- _DIRECTION_:
Rewrite the stretch of the records from the start through the line containing "price-week-ago: 20.79 xyxy=(192,388,218,400)", swapping every "price-current" for "price-today" and keeping everything else the same.

- _GIVEN RECORDS_:
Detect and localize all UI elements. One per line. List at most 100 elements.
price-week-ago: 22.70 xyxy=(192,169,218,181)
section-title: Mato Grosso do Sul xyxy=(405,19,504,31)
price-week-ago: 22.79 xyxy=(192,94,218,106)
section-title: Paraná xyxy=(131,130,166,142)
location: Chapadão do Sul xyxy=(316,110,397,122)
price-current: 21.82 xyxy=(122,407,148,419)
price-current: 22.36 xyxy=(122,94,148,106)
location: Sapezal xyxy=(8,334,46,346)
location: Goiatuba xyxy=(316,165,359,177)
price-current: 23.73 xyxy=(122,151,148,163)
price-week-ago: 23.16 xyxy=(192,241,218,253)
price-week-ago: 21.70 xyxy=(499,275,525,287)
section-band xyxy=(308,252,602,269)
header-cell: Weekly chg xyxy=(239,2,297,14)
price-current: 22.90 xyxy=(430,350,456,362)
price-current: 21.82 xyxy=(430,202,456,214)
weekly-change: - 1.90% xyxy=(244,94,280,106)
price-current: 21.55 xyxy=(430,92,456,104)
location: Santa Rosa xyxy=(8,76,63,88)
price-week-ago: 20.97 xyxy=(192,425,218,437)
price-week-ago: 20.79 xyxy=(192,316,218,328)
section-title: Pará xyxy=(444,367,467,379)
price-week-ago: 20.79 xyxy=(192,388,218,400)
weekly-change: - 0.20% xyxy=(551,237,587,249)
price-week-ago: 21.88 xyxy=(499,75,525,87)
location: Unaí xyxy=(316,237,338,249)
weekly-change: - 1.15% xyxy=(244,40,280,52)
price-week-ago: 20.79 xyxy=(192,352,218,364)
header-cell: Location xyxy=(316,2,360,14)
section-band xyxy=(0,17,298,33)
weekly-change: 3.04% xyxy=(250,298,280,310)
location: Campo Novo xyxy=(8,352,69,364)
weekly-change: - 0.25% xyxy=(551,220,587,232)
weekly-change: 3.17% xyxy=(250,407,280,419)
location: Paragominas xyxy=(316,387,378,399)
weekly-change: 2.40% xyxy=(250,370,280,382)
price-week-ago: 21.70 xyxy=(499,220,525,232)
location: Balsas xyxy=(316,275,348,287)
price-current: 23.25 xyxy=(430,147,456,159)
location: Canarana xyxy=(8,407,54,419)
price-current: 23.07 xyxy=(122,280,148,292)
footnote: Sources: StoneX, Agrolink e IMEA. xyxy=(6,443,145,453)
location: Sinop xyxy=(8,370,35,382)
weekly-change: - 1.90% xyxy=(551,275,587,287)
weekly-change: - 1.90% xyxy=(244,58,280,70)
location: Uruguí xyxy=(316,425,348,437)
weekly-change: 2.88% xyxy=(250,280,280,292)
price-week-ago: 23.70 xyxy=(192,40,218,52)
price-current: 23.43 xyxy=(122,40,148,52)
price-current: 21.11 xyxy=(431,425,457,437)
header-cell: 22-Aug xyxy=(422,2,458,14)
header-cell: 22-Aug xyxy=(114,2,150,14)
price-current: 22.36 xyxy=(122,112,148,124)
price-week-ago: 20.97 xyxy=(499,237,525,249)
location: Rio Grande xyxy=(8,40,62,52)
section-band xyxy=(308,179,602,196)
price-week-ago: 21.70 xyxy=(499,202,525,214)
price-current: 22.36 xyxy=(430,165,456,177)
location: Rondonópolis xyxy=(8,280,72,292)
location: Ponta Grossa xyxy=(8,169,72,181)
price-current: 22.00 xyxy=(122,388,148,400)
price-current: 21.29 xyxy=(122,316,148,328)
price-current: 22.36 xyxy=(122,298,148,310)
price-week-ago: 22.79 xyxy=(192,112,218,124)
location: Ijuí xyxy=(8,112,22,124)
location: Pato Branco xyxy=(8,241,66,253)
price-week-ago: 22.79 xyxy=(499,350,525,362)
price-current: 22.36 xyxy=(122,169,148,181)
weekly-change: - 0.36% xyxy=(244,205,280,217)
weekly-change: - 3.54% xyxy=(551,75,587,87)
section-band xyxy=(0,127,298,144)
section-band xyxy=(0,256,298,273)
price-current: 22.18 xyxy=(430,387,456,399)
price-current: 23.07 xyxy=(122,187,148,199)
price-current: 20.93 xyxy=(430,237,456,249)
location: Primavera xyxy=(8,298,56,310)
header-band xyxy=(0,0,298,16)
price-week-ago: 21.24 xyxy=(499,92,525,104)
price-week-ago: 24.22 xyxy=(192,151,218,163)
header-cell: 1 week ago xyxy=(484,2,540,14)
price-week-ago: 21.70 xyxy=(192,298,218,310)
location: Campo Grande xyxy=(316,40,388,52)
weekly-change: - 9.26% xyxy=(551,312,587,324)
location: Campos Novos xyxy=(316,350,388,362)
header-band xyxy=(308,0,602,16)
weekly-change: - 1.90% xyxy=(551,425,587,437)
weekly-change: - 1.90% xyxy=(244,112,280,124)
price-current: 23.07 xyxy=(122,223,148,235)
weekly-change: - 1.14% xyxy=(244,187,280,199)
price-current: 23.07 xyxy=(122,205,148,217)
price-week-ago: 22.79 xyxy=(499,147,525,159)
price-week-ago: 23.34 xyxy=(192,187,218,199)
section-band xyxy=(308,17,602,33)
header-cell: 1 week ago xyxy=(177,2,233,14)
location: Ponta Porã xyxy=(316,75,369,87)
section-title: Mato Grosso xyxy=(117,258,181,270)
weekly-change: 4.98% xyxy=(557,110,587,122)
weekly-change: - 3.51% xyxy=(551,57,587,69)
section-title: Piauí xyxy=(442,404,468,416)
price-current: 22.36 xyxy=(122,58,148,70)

- _ANSWER TO THE TASK_:
Detect and localize all UI elements. One per line. List at most 100 elements.
price-week-ago: 22.70 xyxy=(192,169,218,181)
section-title: Mato Grosso do Sul xyxy=(405,19,504,31)
price-week-ago: 22.79 xyxy=(192,94,218,106)
section-title: Paraná xyxy=(131,130,166,142)
location: Chapadão do Sul xyxy=(316,110,397,122)
price-today: 21.82 xyxy=(122,407,148,419)
price-today: 22.36 xyxy=(122,94,148,106)
location: Sapezal xyxy=(8,334,46,346)
location: Goiatuba xyxy=(316,165,359,177)
price-today: 23.73 xyxy=(122,151,148,163)
price-week-ago: 23.16 xyxy=(192,241,218,253)
price-week-ago: 21.70 xyxy=(499,275,525,287)
section-band xyxy=(308,252,602,269)
header-cell: Weekly chg xyxy=(239,2,297,14)
price-today: 22.90 xyxy=(430,350,456,362)
price-today: 21.82 xyxy=(430,202,456,214)
weekly-change: - 1.90% xyxy=(244,94,280,106)
price-today: 21.55 xyxy=(430,92,456,104)
location: Santa Rosa xyxy=(8,76,63,88)
price-week-ago: 20.97 xyxy=(192,425,218,437)
price-week-ago: 20.79 xyxy=(192,316,218,328)
section-title: Pará xyxy=(444,367,467,379)
price-week-ago: 20.79 xyxy=(192,388,218,400)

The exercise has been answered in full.